§ Written task
Leave the pictures out and quote only the lines from the one with "Read out every word on this page." down to the end of the listing below.

§ Raw records
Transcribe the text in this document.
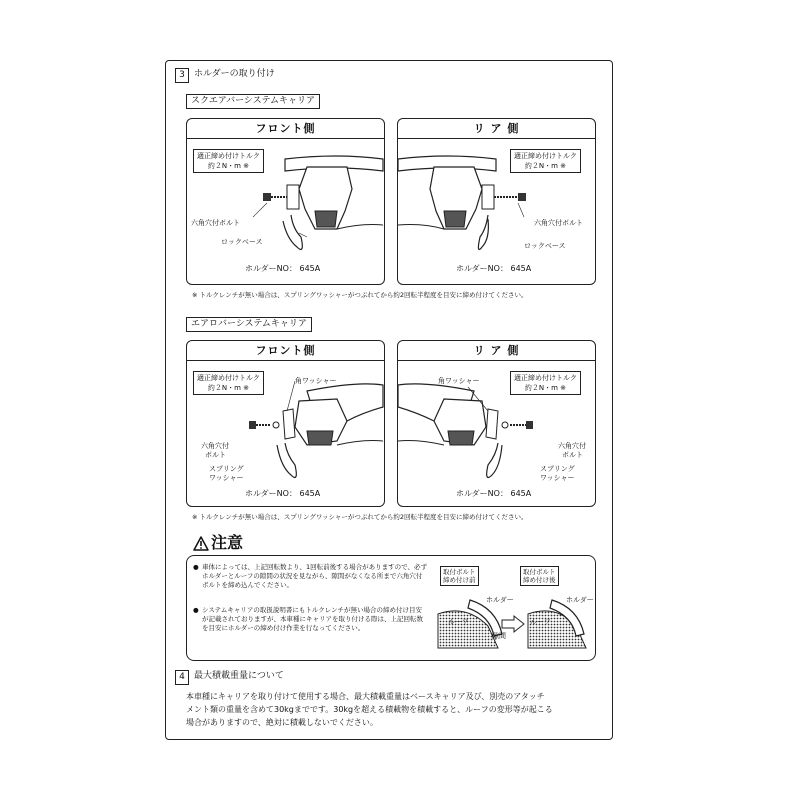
3	ホルダーの取り付け
スクエアバーシステムキャリア
フロント側
適正締め付けトルク
約２N・m ※
六角穴付ボルト
ロックベース
ホルダーNO： 645A
リ ア 側
適正締め付けトルク
約２N・m ※
六角穴付ボルト
ロックベース
ホルダーNO： 645A
※ トルクレンチが無い場合は、スプリングワッシャーがつぶれてから約2回転半程度を目安に締め付けてください。
エアロバーシステムキャリア
フロント側
適正締め付けトルク
約２N・m ※
角ワッシャー
六角穴付
ボルト
スプリング
ワッシャー
ホルダーNO： 645A
リ ア 側
適正締め付けトルク
約２N・m ※
角ワッシャー
六角穴付
ボルト
スプリング
ワッシャー
ホルダーNO： 645A
※ トルクレンチが無い場合は、スプリングワッシャーがつぶれてから約2回転半程度を目安に締め付けてください。
注意
● 車体によっては、上記回転数より、1回転前後する場合がありますので、必ずホルダーとルーフの隙間の状況を見ながら、隙間がなくなる所まで六角穴付ボルトを締め込んでください。
● システムキャリアの取扱説明書にもトルクレンチが無い場合の締め付け目安が記載されておりますが、本車種にキャリアを取り付ける際は、上記回転数を目安にホルダーの締め付け作業を行なってください。
取付ボルト
締め付け前
取付ボルト
締め付け後
ホルダー	ホルダー
ルーフ	ルーフ
隙間
4	最大積載重量について
本車種にキャリアを取り付けて使用する場合、最大積載重量はベースキャリア及び、別売のアタッチ
メント類の重量を含めて30kgまでです。30kgを超える積載物を積載すると、ルーフの変形等が起こる
場合がありますので、絶対に積載しないでください。
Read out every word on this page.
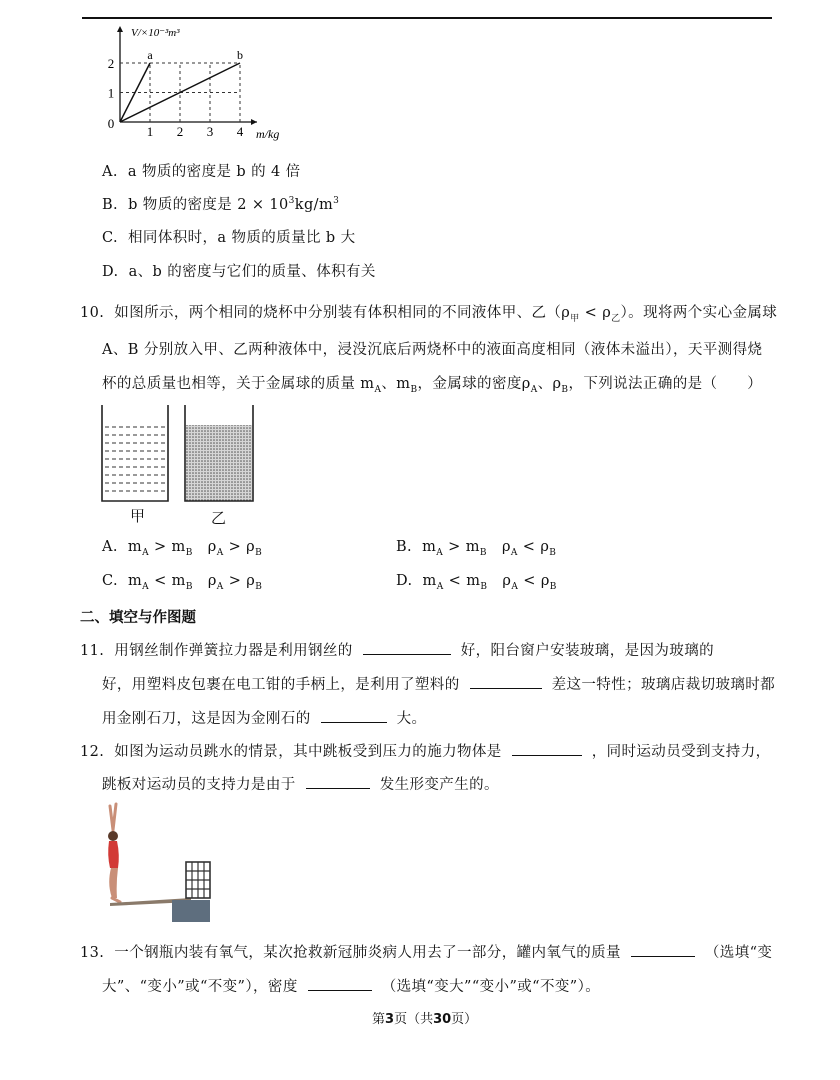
1 2 3 4
1
2
0
a	b
V/×10⁻³m³
m/kg
A. a 物质的密度是 b 的 4 倍
B. b 物质的密度是 $2 \times 10^3kg/m^3$
C. 相同体积时，a 物质的质量比 b 大
D. a、b 的密度与它们的质量、体积有关
10. 如图所示，两个相同的烧杯中分别装有体积相同的不同液体甲、乙$(\rho_甲 < \rho_乙)$。现将两个实心金属球
A、B 分别放入甲、乙两种液体中，浸没沉底后两烧杯中的液面高度相同（液体未溢出），天平测得烧
杯的总质量也相等，关于金属球的质量 $m_A$、$m_B$，金属球的密度$\rho_A$、$\rho_B$，下列说法正确的是（　　）
甲	乙
A.  $m_A > m_B$   $\rho_A > \rho_B$	B.  $m_A > m_B$   $\rho_A < \rho_B$
C.  $m_A < m_B$   $\rho_A > \rho_B$	D.  $m_A < m_B$   $\rho_A < \rho_B$
二、填空与作图题
11. 用钢丝制作弹簧拉力器是利用钢丝的	好，阳台窗户安装玻璃，是因为玻璃的
好，用塑料皮包裹在电工钳的手柄上，是利用了塑料的	差这一特性；玻璃店裁切玻璃时都
用金刚石刀，这是因为金刚石的	大。
12. 如图为运动员跳水的情景，其中跳板受到压力的施力物体是	，同时运动员受到支持力，
跳板对运动员的支持力是由于	发生形变产生的。
13. 一个钢瓶内装有氧气，某次抢救新冠肺炎病人用去了一部分，罐内氧气的质量	（选填“变
大”、“变小”或“不变”），密度	（选填“变大”“变小”或“不变”）。
第3页（共30页）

§ Exercise solution
Read out every word on this page.
1 2 3 4
1
2
0
a	b
V/×10⁻³m³
m/kg
A. a 物质的密度是 b 的 4 倍
B. b 物质的密度是 $2 \times 10^3kg/m^3$
C. 相同体积时，a 物质的质量比 b 大
D. a、b 的密度与它们的质量、体积有关
10. 如图所示，两个相同的烧杯中分别装有体积相同的不同液体甲、乙$(\rho_甲 < \rho_乙)$。现将两个实心金属球
A、B 分别放入甲、乙两种液体中，浸没沉底后两烧杯中的液面高度相同（液体未溢出），天平测得烧
杯的总质量也相等，关于金属球的质量 $m_A$、$m_B$，金属球的密度$\rho_A$、$\rho_B$，下列说法正确的是（　　）
甲	乙
A.  $m_A > m_B$   $\rho_A > \rho_B$	B.  $m_A > m_B$   $\rho_A < \rho_B$
C.  $m_A < m_B$   $\rho_A > \rho_B$	D.  $m_A < m_B$   $\rho_A < \rho_B$
二、填空与作图题
11. 用钢丝制作弹簧拉力器是利用钢丝的	好，阳台窗户安装玻璃，是因为玻璃的
好，用塑料皮包裹在电工钳的手柄上，是利用了塑料的	差这一特性；玻璃店裁切玻璃时都
用金刚石刀，这是因为金刚石的	大。
12. 如图为运动员跳水的情景，其中跳板受到压力的施力物体是	，同时运动员受到支持力，
跳板对运动员的支持力是由于	发生形变产生的。
13. 一个钢瓶内装有氧气，某次抢救新冠肺炎病人用去了一部分，罐内氧气的质量	（选填“变
大”、“变小”或“不变”），密度	（选填“变大”“变小”或“不变”）。
第3页（共30页）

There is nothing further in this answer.